> _Rows from a layout dataset_:
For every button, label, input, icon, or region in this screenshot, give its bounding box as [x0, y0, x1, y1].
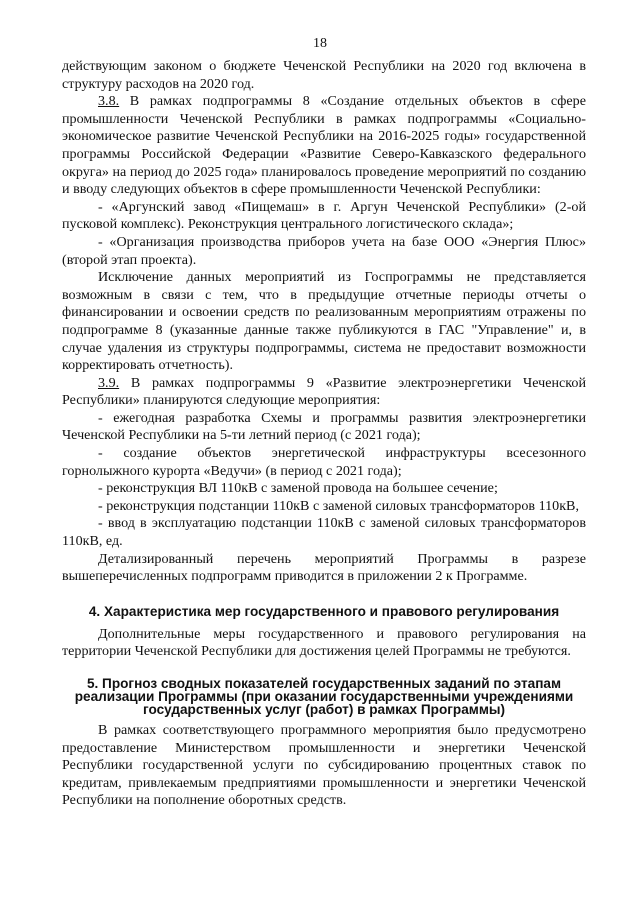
paragraph-3-8 — [62, 93, 586, 199]
list-item: - ввод в эксплуатацию подстанции 110кВ с заменой силовых трансформаторов 110кВ, ед. — [62, 515, 586, 550]
paragraph-exclusion-note: Исключение данных мероприятий из Госпрограммы не представляется возможным в связи с тем, что в предыдущие отчетные периоды отчеты о финансировании и освоении средств по реализованным мероприятиям отражены по подпрограмме 8 (указанные данные также публикуются в ГАС "Управление" и, в случае удаления из структуры подпрограммы, система не предоставит возможности корректировать отчетность). — [62, 269, 586, 374]
list-item: - создание объектов энергетической инфраструктуры всесезонного горнолыжного курорта «Ведучи» (в период с 2021 года); — [62, 445, 586, 479]
section-4-text: Дополнительные меры государственного и правового регулирования на территории Чеченской Республики для достижения целей Программы не требуются. — [62, 625, 586, 660]
paragraph-continuation: действующим законом о бюджете Чеченской Республики на 2020 год включена в структуру расходов на 2020 год. — [62, 58, 586, 92]
paragraph-detail: Детализированный перечень мероприятий Программы в разрезе вышеперечисленных подпрограмм приводится в приложении 2 к Программе. — [62, 550, 586, 585]
paragraph-3-9 — [62, 375, 586, 410]
section-4-heading: 4. Характеристика мер государственного и правового регулирования — [88, 603, 560, 619]
paragraph-3-9-text: В рамках подпрограммы 9 «Развитие электроэнергетики Чеченской Республики» планируются следующие мероприятия: — [62, 374, 586, 409]
item-number-3-9: 3.9. — [98, 374, 120, 391]
list-item: - ежегодная разработка Схемы и программы развития электроэнергетики Чеченской Республики на 5-ти летний период (с 2021 года); — [62, 409, 586, 444]
page-number: 18 — [313, 36, 327, 51]
section-5-heading: 5. Прогноз сводных показателей государственных заданий по этапам реализации Программы (при оказании государственными учреждениями государственных услуг (работ) в рамках Программы) — [74, 676, 574, 717]
list-item: - реконструкция ВЛ 110кВ с заменой провода на большее сечение; — [98, 480, 498, 497]
document-body — [62, 58, 586, 810]
section-5-text: В рамках соответствующего программного мероприятия было предусмотрено предоставление Министерством промышленности и энергетики Чеченской Республики государственной услуги по субсидированию процентных ставок по кредитам, привлекаемым предприятиями промышленности и энергетики Чеченской Республики на пополнение оборотных средств. — [62, 722, 586, 809]
paragraph-3-8-text: В рамках подпрограммы 8 «Создание отдельных объектов в сфере промышленности Чеченской Республики в рамках подпрограммы «Социально-экономическое развитие Чеченской Республики на 2016-2025 годы» государственной программы Российской Федерации «Развитие Северо-Кавказского федерального округа» на период до 2025 года» планировалось проведение мероприятий по созданию и вводу следующих объектов в сфере промышленности Чеченской Республики: — [62, 93, 586, 198]
list-item: - «Организация производства приборов учета на базе ООО «Энергия Плюс» (второй этап проекта). — [62, 233, 586, 268]
list-item: - реконструкция подстанции 110кВ с заменой силовых трансформаторов 110кВ, — [98, 497, 579, 514]
item-number-3-8: 3.8. — [98, 93, 120, 110]
list-item: - «Аргунский завод «Пищемаш» в г. Аргун Чеченской Республики» (2-ой пусковой комплекс). Реконструкция центрального логистического склада»; — [62, 198, 586, 233]
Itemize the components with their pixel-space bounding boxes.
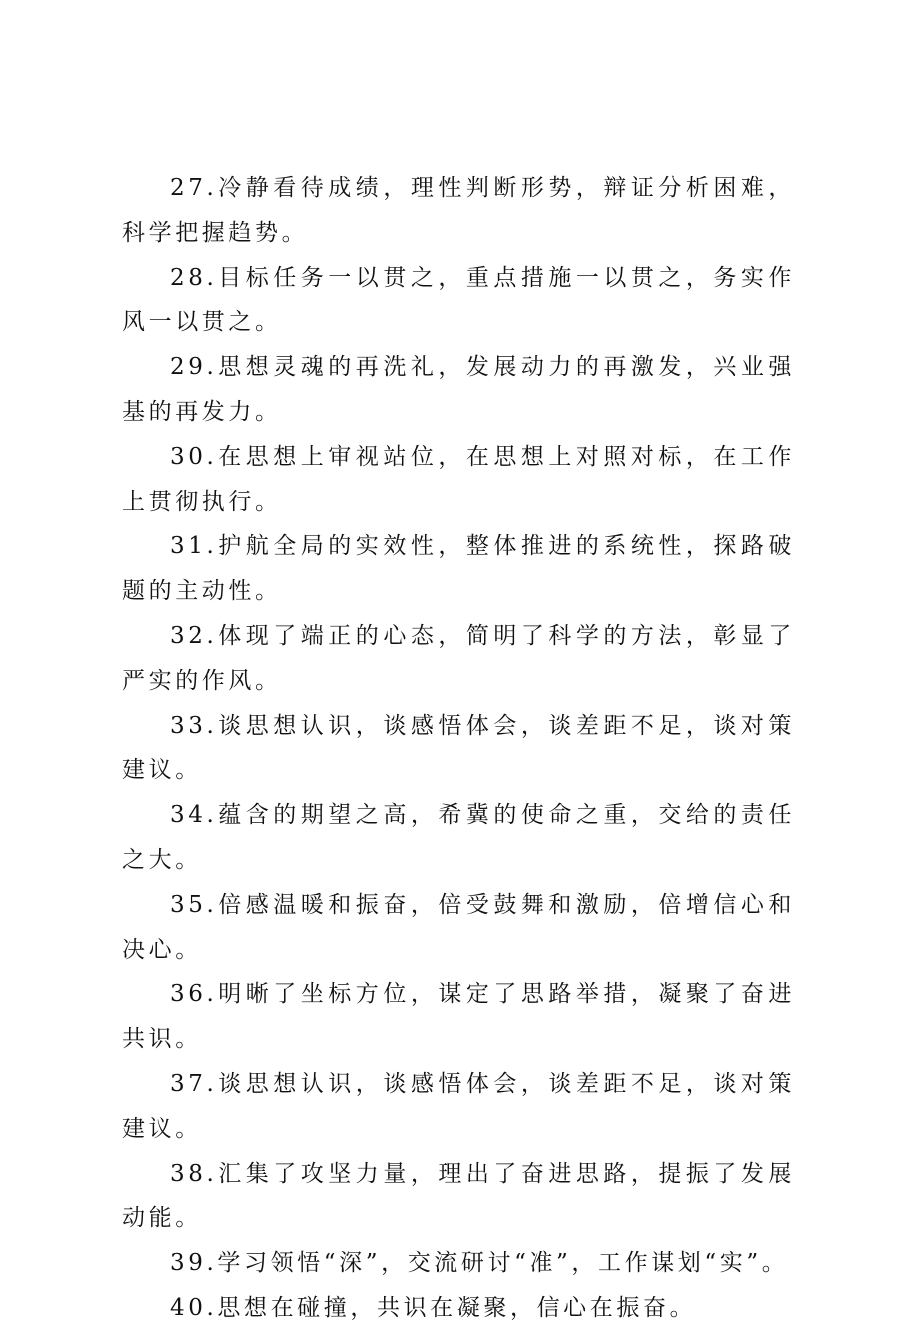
list-item-34: 34.蕴含的期望之高，希冀的使命之重，交给的责任之大。 <box>122 802 795 873</box>
list-item-39: 39.学习领悟“深”，交流研讨“准”，工作谋划“实”。 <box>170 1250 789 1277</box>
list-item-29: 29.思想灵魂的再洗礼，发展动力的再激发，兴业强基的再发力。 <box>122 354 795 425</box>
list-item-35: 35.倍感温暖和振奋，倍受鼓舞和激励，倍增信心和决心。 <box>122 891 795 963</box>
list-item-31: 31.护航全局的实效性，整体推进的系统性，探路破题的主动性。 <box>122 533 795 605</box>
list-item-32: 32.体现了端正的心态，简明了科学的方法，彰显了严实的作风。 <box>122 622 795 694</box>
document-body <box>122 166 795 1331</box>
list-item-40: 40.思想在碰撞，共识在凝聚，信心在振奋。 <box>170 1294 697 1321</box>
list-item-27: 27.冷静看待成绩，理性判断形势，辩证分析困难，科学把握趋势。 <box>122 175 795 246</box>
list-item-30: 30.在思想上审视站位，在思想上对照对标，在工作上贯彻执行。 <box>122 443 795 515</box>
list-item-38: 38.汇集了攻坚力量，理出了奋进思路，提振了发展动能。 <box>122 1160 795 1232</box>
list-item-37: 37.谈思想认识，谈感悟体会，谈差距不足，谈对策建议。 <box>122 1070 795 1142</box>
list-item-28: 28.目标任务一以贯之，重点措施一以贯之，务实作风一以贯之。 <box>122 264 795 336</box>
list-item-36: 36.明晰了坐标方位，谋定了思路举措，凝聚了奋进共识。 <box>122 981 795 1053</box>
list-item-33: 33.谈思想认识，谈感悟体会，谈差距不足，谈对策建议。 <box>122 712 795 784</box>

> _WHAT TO WORK ON_: Convert every line of the rows above into a JSON list of strings, one string per line, with blank lines dropped. Leave the pictures out of the list.

> _TASK RESULT_:
[
  "For every button, label, input, icon, or region in this screenshot, give its bounding box as [x0, y0, x1, y1].",
  "paragraph-3-8 — [62, 93, 586, 199]",
  "list-item: - ввод в эксплуатацию подстанции 110кВ с заменой силовых трансформаторов 110кВ, ед. — [62, 515, 586, 550]",
  "paragraph-exclusion-note: Исключение данных мероприятий из Госпрограммы не представляется возможным в связи с тем, что в предыдущие отчетные периоды отчеты о финансировании и освоении средств по реализованным мероприятиям отражены по подпрограмме 8 (указанные данные также публикуются в ГАС \"Управление\" и, в случае удаления из структуры подпрограммы, система не предоставит возможности корректировать отчетность). — [62, 269, 586, 374]",
  "list-item: - создание объектов энергетической инфраструктуры всесезонного горнолыжного курорта «Ведучи» (в период с 2021 года); — [62, 445, 586, 479]",
  "section-4-text: Дополнительные меры государственного и правового регулирования на территории Чеченской Республики для достижения целей Программы не требуются. — [62, 625, 586, 660]",
  "paragraph-continuation: действующим законом о бюджете Чеченской Республики на 2020 год включена в структуру расходов на 2020 год. — [62, 58, 586, 92]",
  "paragraph-detail: Детализированный перечень мероприятий Программы в разрезе вышеперечисленных подпрограмм приводится в приложении 2 к Программе. — [62, 550, 586, 585]",
  "paragraph-3-9 — [62, 375, 586, 410]",
  "section-4-heading: 4. Характеристика мер государственного и правового регулирования — [88, 603, 560, 619]",
  "paragraph-3-9-text: В рамках подпрограммы 9 «Развитие электроэнергетики Чеченской Республики» планируются следующие мероприятия: — [62, 374, 586, 409]",
  "item-number-3-9: 3.9. — [98, 374, 120, 391]",
  "list-item: - ежегодная разработка Схемы и программы развития электроэнергетики Чеченской Республики на 5-ти летний период (с 2021 года); — [62, 409, 586, 444]",
  "page-number: 18 — [313, 36, 327, 51]",
  "section-5-heading: 5. Прогноз сводных показателей государственных заданий по этапам реализации Программы (при оказании государственными учреждениями государственных услуг (работ) в рамках Программы) — [74, 676, 574, 717]",
  "list-item: - реконструкция ВЛ 110кВ с заменой провода на большее сечение; — [98, 480, 498, 497]",
  "document-body — [62, 58, 586, 810]",
  "section-5-text: В рамках соответствующего программного мероприятия было предусмотрено предоставление Министерством промышленности и энергетики Чеченской Республики государственной услуги по субсидированию процентных ставок по кредитам, привлекаемым предприятиями промышленности и энергетики Чеченской Республики на пополнение оборотных средств. — [62, 722, 586, 809]",
  "paragraph-3-8-text: В рамках подпрограммы 8 «Создание отдельных объектов в сфере промышленности Чеченской Республики в рамках подпрограммы «Социально-экономическое развитие Чеченской Республики на 2016-2025 годы» государственной программы Российской Федерации «Развитие Северо-Кавказского федерального округа» на период до 2025 года» планировалось проведение мероприятий по созданию и вводу следующих объектов в сфере промышленности Чеченской Республики: — [62, 93, 586, 198]",
  "list-item: - «Организация производства приборов учета на базе ООО «Энергия Плюс» (второй этап проекта). — [62, 233, 586, 268]",
  "list-item: - реконструкция подстанции 110кВ с заменой силовых трансформаторов 110кВ, — [98, 497, 579, 514]",
  "item-number-3-8: 3.8. — [98, 93, 120, 110]",
  "list-item: - «Аргунский завод «Пищемаш» в г. Аргун Чеченской Республики» (2-ой пусковой комплекс). Реконструкция центрального логистического склада»; — [62, 198, 586, 233]",
  "Itemize the components with their pixel-space bounding boxes.",
  "list-item-34: 34.蕴含的期望之高，希冀的使命之重，交给的责任之大。 <box>122 802 795 873</box>",
  "list-item-39: 39.学习领悟“深”，交流研讨“准”，工作谋划“实”。 <box>170 1250 789 1277</box>",
  "list-item-29: 29.思想灵魂的再洗礼，发展动力的再激发，兴业强基的再发力。 <box>122 354 795 425</box>",
  "list-item-35: 35.倍感温暖和振奋，倍受鼓舞和激励，倍增信心和决心。 <box>122 891 795 963</box>",
  "list-item-31: 31.护航全局的实效性，整体推进的系统性，探路破题的主动性。 <box>122 533 795 605</box>",
  "list-item-32: 32.体现了端正的心态，简明了科学的方法，彰显了严实的作风。 <box>122 622 795 694</box>",
  "document-body <box>122 166 795 1331</box>",
  "list-item-40: 40.思想在碰撞，共识在凝聚，信心在振奋。 <box>170 1294 697 1321</box>",
  "list-item-27: 27.冷静看待成绩，理性判断形势，辩证分析困难，科学把握趋势。 <box>122 175 795 246</box>",
  "list-item-30: 30.在思想上审视站位，在思想上对照对标，在工作上贯彻执行。 <box>122 443 795 515</box>",
  "list-item-38: 38.汇集了攻坚力量，理出了奋进思路，提振了发展动能。 <box>122 1160 795 1232</box>",
  "list-item-37: 37.谈思想认识，谈感悟体会，谈差距不足，谈对策建议。 <box>122 1070 795 1142</box>",
  "list-item-28: 28.目标任务一以贯之，重点措施一以贯之，务实作风一以贯之。 <box>122 264 795 336</box>",
  "list-item-36: 36.明晰了坐标方位，谋定了思路举措，凝聚了奋进共识。 <box>122 981 795 1053</box>",
  "list-item-33: 33.谈思想认识，谈感悟体会，谈差距不足，谈对策建议。 <box>122 712 795 784</box>"
]